Request | Look for the string "June" in every line, and copy each line that has it.
start
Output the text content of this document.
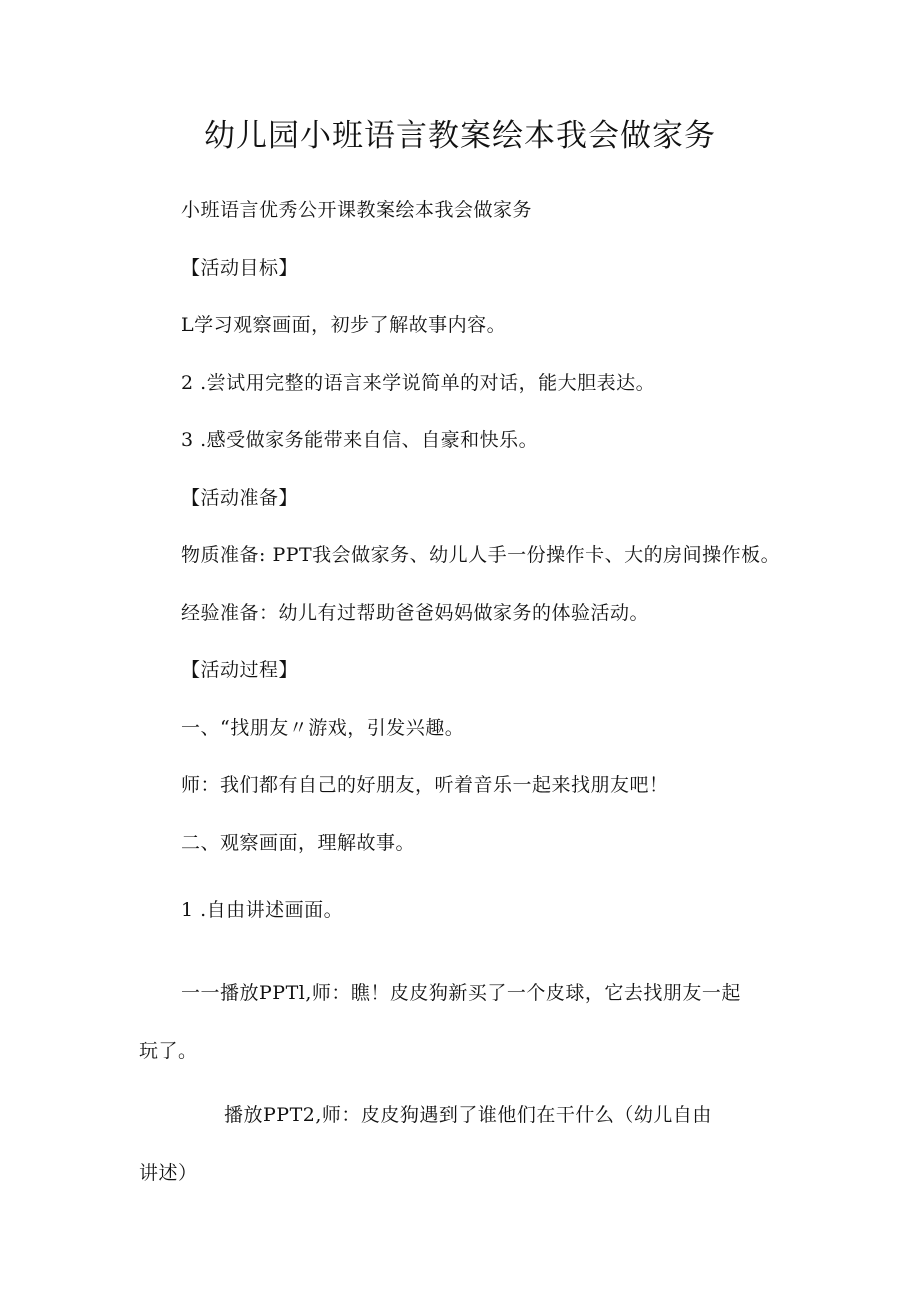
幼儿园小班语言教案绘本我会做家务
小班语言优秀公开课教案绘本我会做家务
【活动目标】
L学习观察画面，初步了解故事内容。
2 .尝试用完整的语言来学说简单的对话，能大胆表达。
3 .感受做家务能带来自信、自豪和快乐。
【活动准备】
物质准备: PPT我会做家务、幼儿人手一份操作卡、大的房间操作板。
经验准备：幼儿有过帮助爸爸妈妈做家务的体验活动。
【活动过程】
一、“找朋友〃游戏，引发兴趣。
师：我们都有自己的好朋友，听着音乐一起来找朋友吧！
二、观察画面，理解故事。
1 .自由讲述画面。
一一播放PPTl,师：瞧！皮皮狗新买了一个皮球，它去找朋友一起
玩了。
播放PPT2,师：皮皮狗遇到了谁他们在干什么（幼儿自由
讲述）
end
start
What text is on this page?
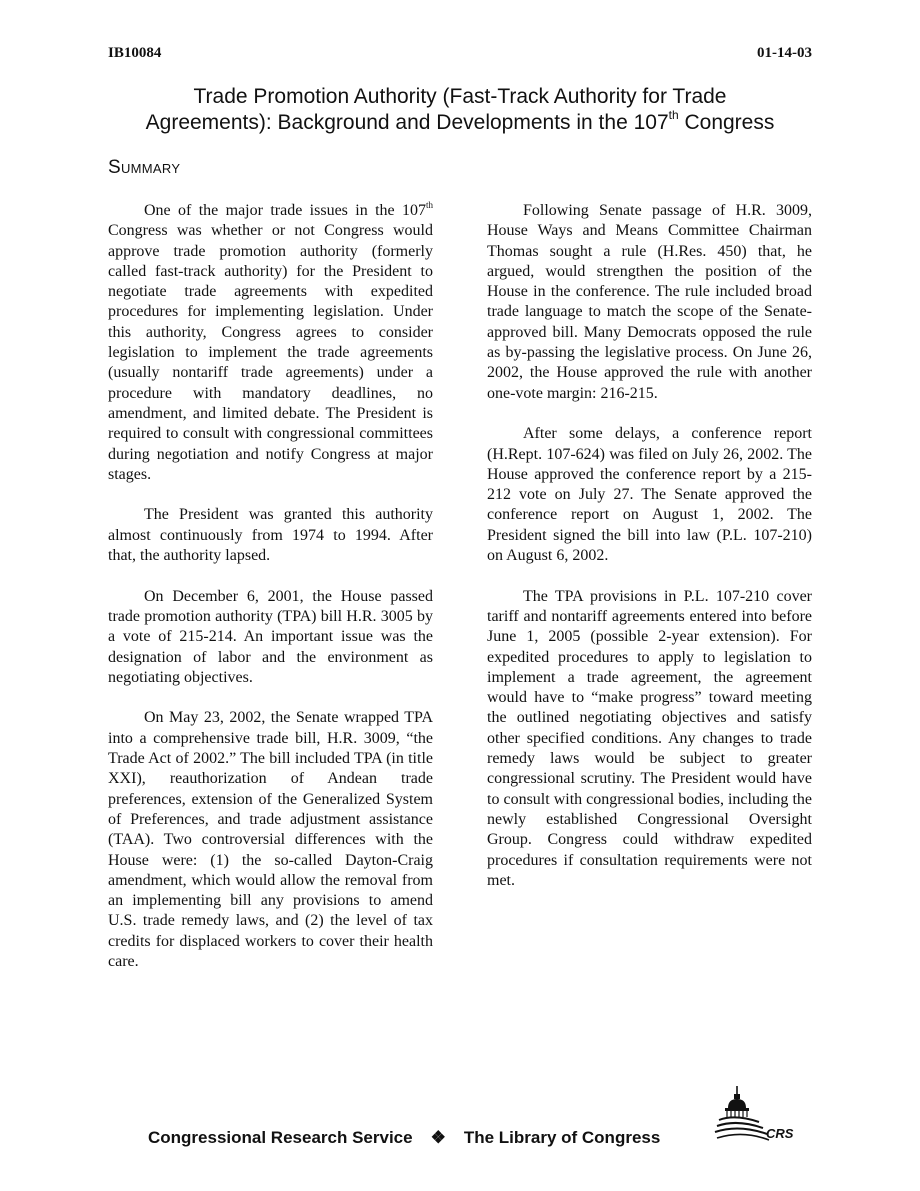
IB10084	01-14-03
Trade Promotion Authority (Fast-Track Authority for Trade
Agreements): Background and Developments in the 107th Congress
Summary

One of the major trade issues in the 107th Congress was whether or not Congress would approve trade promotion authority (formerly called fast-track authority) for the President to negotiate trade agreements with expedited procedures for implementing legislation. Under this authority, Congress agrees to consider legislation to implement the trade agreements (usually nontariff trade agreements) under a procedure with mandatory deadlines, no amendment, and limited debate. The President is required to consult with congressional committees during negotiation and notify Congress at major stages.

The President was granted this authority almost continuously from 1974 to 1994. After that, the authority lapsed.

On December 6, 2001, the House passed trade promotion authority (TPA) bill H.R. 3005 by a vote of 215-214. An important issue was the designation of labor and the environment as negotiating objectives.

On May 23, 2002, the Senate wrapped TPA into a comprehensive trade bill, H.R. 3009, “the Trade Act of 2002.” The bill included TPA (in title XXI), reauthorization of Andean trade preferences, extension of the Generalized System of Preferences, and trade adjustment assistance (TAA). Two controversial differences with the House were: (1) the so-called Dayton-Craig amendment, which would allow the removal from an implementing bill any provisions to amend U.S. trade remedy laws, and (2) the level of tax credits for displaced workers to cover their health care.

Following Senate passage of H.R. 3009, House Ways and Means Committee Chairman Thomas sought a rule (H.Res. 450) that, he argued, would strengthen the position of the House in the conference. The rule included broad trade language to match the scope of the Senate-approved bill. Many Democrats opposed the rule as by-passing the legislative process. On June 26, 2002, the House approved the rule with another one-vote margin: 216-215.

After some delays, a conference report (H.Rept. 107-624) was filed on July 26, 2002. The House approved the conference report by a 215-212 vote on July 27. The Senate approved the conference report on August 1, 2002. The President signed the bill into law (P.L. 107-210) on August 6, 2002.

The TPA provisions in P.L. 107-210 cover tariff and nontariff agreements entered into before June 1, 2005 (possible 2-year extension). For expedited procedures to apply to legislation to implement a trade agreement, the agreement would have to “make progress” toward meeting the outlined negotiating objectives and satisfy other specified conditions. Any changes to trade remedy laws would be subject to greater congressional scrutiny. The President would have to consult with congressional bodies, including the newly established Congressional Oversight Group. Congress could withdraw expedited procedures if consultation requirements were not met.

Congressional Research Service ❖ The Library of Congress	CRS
end
Result below |
Following Senate passage of H.R. 3009, House Ways and Means Committee Chairman Thomas sought a rule (H.Res. 450) that, he argued, would strengthen the position of the House in the conference. The rule included broad trade language to match the scope of the Senate-approved bill. Many Democrats opposed the rule as by-passing the legislative process. On June 26, 2002, the House approved the rule with another one-vote margin: 216-215.
The TPA provisions in P.L. 107-210 cover tariff and nontariff agreements entered into before June 1, 2005 (possible 2-year extension). For expedited procedures to apply to legislation to implement a trade agreement, the agreement would have to “make progress” toward meeting the outlined negotiating objectives and satisfy other specified conditions. Any changes to trade remedy laws would be subject to greater congressional scrutiny. The President would have to consult with congressional bodies, including the newly established Congressional Oversight Group. Congress could withdraw expedited procedures if consultation requirements were not met.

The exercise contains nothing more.